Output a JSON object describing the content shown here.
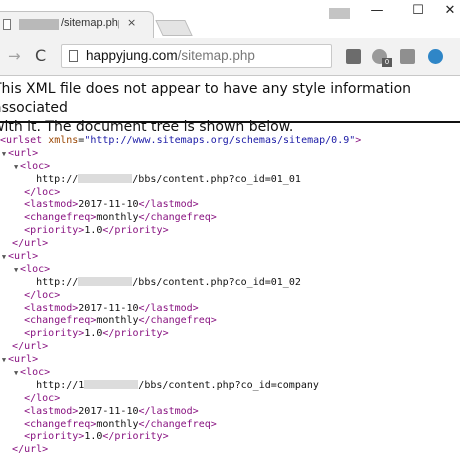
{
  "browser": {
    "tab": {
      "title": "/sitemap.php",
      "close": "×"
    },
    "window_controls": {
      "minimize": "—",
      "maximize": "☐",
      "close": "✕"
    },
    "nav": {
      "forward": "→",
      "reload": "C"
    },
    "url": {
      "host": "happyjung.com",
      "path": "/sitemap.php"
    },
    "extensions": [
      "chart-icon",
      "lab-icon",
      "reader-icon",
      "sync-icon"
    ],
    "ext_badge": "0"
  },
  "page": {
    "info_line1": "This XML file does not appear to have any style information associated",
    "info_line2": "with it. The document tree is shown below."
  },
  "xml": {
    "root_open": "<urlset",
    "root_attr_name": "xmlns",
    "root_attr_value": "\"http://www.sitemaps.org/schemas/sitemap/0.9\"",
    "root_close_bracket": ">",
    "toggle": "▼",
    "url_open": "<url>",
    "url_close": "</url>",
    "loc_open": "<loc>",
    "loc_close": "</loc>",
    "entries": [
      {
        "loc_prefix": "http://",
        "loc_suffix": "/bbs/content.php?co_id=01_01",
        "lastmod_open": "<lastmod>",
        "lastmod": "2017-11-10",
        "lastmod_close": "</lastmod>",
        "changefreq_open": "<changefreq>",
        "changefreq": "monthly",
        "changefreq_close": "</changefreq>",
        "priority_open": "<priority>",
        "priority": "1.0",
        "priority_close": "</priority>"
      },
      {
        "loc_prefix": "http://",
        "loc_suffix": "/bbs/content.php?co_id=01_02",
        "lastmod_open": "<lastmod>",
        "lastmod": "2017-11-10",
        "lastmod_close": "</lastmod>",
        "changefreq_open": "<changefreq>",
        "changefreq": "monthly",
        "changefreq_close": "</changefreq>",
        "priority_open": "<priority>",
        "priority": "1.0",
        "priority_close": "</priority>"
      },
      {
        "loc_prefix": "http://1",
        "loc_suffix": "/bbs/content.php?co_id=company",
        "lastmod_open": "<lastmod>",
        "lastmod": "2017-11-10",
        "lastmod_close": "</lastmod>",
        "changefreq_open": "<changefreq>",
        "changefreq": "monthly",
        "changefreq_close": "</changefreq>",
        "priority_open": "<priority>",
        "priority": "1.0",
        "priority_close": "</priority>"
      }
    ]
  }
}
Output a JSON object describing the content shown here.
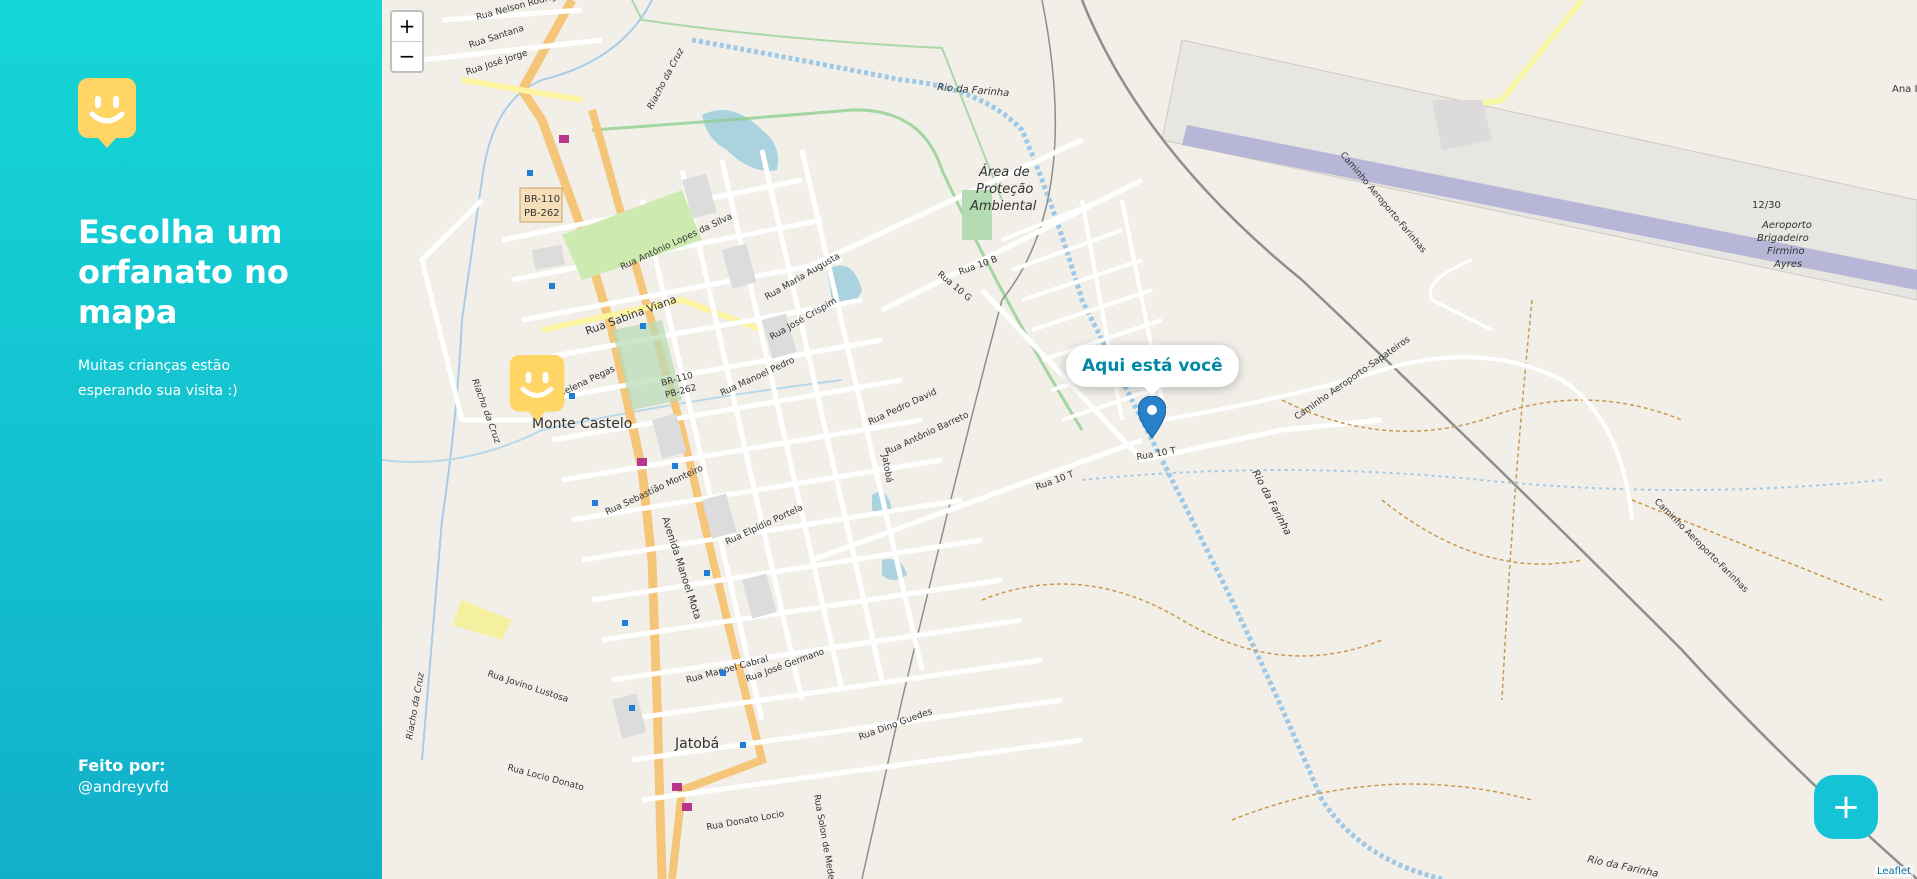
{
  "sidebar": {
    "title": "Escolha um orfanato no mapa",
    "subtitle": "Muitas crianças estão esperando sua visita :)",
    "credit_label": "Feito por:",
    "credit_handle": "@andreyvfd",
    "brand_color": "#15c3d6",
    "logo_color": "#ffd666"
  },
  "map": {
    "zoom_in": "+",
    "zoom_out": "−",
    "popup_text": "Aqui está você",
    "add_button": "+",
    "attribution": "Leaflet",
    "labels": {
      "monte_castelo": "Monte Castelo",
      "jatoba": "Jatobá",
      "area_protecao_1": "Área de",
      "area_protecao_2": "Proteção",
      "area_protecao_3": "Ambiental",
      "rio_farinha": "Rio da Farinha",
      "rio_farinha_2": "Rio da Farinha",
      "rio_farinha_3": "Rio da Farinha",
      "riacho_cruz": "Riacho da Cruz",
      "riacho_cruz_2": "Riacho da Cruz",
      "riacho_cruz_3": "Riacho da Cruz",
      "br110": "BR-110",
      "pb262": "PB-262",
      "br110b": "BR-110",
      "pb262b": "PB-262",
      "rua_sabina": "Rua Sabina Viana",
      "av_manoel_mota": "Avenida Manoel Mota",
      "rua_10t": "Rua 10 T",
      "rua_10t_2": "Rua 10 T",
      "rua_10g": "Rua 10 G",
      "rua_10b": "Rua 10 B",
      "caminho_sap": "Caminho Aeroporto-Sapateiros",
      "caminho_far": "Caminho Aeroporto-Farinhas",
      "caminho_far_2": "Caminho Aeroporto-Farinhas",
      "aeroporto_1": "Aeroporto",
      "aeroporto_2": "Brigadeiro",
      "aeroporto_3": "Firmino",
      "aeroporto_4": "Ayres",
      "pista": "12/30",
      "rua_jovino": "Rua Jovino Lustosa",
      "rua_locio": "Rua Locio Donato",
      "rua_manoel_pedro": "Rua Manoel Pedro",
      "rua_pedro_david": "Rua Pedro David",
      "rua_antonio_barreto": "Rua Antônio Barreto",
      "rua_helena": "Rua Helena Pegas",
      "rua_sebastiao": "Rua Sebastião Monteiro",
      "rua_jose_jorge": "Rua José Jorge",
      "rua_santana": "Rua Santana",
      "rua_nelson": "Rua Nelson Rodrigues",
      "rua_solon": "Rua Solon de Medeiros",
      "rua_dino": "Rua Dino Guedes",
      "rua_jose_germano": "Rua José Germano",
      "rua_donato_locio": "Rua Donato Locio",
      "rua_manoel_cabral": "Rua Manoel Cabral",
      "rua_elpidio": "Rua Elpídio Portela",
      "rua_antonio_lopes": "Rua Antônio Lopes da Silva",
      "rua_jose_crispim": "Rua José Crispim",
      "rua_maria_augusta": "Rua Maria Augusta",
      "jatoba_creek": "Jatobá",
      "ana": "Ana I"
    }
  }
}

========================

Repeat the material above in full and exactly, apart from the pictures.

Output a JSON object describing the content shown here.
{
  "browser": {
    "tab": {
      "title": "/sitemap.php",
      "close": "×"
    },
    "window_controls": {
      "minimize": "—",
      "maximize": "☐",
      "close": "✕"
    },
    "nav": {
      "forward": "→",
      "reload": "C"
    },
    "url": {
      "host": "happyjung.com",
      "path": "/sitemap.php"
    },
    "extensions": [
      "chart-icon",
      "lab-icon",
      "reader-icon",
      "sync-icon"
    ],
    "ext_badge": "0"
  },
  "page": {
    "info_line1": "This XML file does not appear to have any style information associated",
    "info_line2": "with it. The document tree is shown below."
  },
  "xml": {
    "root_open": "<urlset",
    "root_attr_name": "xmlns",
    "root_attr_value": "\"http://www.sitemaps.org/schemas/sitemap/0.9\"",
    "root_close_bracket": ">",
    "toggle": "▼",
    "url_open": "<url>",
    "url_close": "</url>",
    "loc_open": "<loc>",
    "loc_close": "</loc>",
    "entries": [
      {
        "loc_prefix": "http://",
        "loc_suffix": "/bbs/content.php?co_id=01_01",
        "lastmod_open": "<lastmod>",
        "lastmod": "2017-11-10",
        "lastmod_close": "</lastmod>",
        "changefreq_open": "<changefreq>",
        "changefreq": "monthly",
        "changefreq_close": "</changefreq>",
        "priority_open": "<priority>",
        "priority": "1.0",
        "priority_close": "</priority>"
      },
      {
        "loc_prefix": "http://",
        "loc_suffix": "/bbs/content.php?co_id=01_02",
        "lastmod_open": "<lastmod>",
        "lastmod": "2017-11-10",
        "lastmod_close": "</lastmod>",
        "changefreq_open": "<changefreq>",
        "changefreq": "monthly",
        "changefreq_close": "</changefreq>",
        "priority_open": "<priority>",
        "priority": "1.0",
        "priority_close": "</priority>"
      },
      {
        "loc_prefix": "http://1",
        "loc_suffix": "/bbs/content.php?co_id=company",
        "lastmod_open": "<lastmod>",
        "lastmod": "2017-11-10",
        "lastmod_close": "</lastmod>",
        "changefreq_open": "<changefreq>",
        "changefreq": "monthly",
        "changefreq_close": "</changefreq>",
        "priority_open": "<priority>",
        "priority": "1.0",
        "priority_close": "</priority>"
      }
    ]
  }
}
Output a JSON object describing the content shown here.
{
  "sidebar": {
    "title": "Escolha um orfanato no mapa",
    "subtitle": "Muitas crianças estão esperando sua visita :)",
    "credit_label": "Feito por:",
    "credit_handle": "@andreyvfd",
    "brand_color": "#15c3d6",
    "logo_color": "#ffd666"
  },
  "map": {
    "zoom_in": "+",
    "zoom_out": "−",
    "popup_text": "Aqui está você",
    "add_button": "+",
    "attribution": "Leaflet",
    "labels": {
      "monte_castelo": "Monte Castelo",
      "jatoba": "Jatobá",
      "area_protecao_1": "Área de",
      "area_protecao_2": "Proteção",
      "area_protecao_3": "Ambiental",
      "rio_farinha": "Rio da Farinha",
      "rio_farinha_2": "Rio da Farinha",
      "rio_farinha_3": "Rio da Farinha",
      "riacho_cruz": "Riacho da Cruz",
      "riacho_cruz_2": "Riacho da Cruz",
      "riacho_cruz_3": "Riacho da Cruz",
      "br110": "BR-110",
      "pb262": "PB-262",
      "br110b": "BR-110",
      "pb262b": "PB-262",
      "rua_sabina": "Rua Sabina Viana",
      "av_manoel_mota": "Avenida Manoel Mota",
      "rua_10t": "Rua 10 T",
      "rua_10t_2": "Rua 10 T",
      "rua_10g": "Rua 10 G",
      "rua_10b": "Rua 10 B",
      "caminho_sap": "Caminho Aeroporto-Sapateiros",
      "caminho_far": "Caminho Aeroporto-Farinhas",
      "caminho_far_2": "Caminho Aeroporto-Farinhas",
      "aeroporto_1": "Aeroporto",
      "aeroporto_2": "Brigadeiro",
      "aeroporto_3": "Firmino",
      "aeroporto_4": "Ayres",
      "pista": "12/30",
      "rua_jovino": "Rua Jovino Lustosa",
      "rua_locio": "Rua Locio Donato",
      "rua_manoel_pedro": "Rua Manoel Pedro",
      "rua_pedro_david": "Rua Pedro David",
      "rua_antonio_barreto": "Rua Antônio Barreto",
      "rua_helena": "Rua Helena Pegas",
      "rua_sebastiao": "Rua Sebastião Monteiro",
      "rua_jose_jorge": "Rua José Jorge",
      "rua_santana": "Rua Santana",
      "rua_nelson": "Rua Nelson Rodrigues",
      "rua_solon": "Rua Solon de Medeiros",
      "rua_dino": "Rua Dino Guedes",
      "rua_jose_germano": "Rua José Germano",
      "rua_donato_locio": "Rua Donato Locio",
      "rua_manoel_cabral": "Rua Manoel Cabral",
      "rua_elpidio": "Rua Elpídio Portela",
      "rua_antonio_lopes": "Rua Antônio Lopes da Silva",
      "rua_jose_crispim": "Rua José Crispim",
      "rua_maria_augusta": "Rua Maria Augusta",
      "jatoba_creek": "Jatobá",
      "ana": "Ana I"
    }
  }
}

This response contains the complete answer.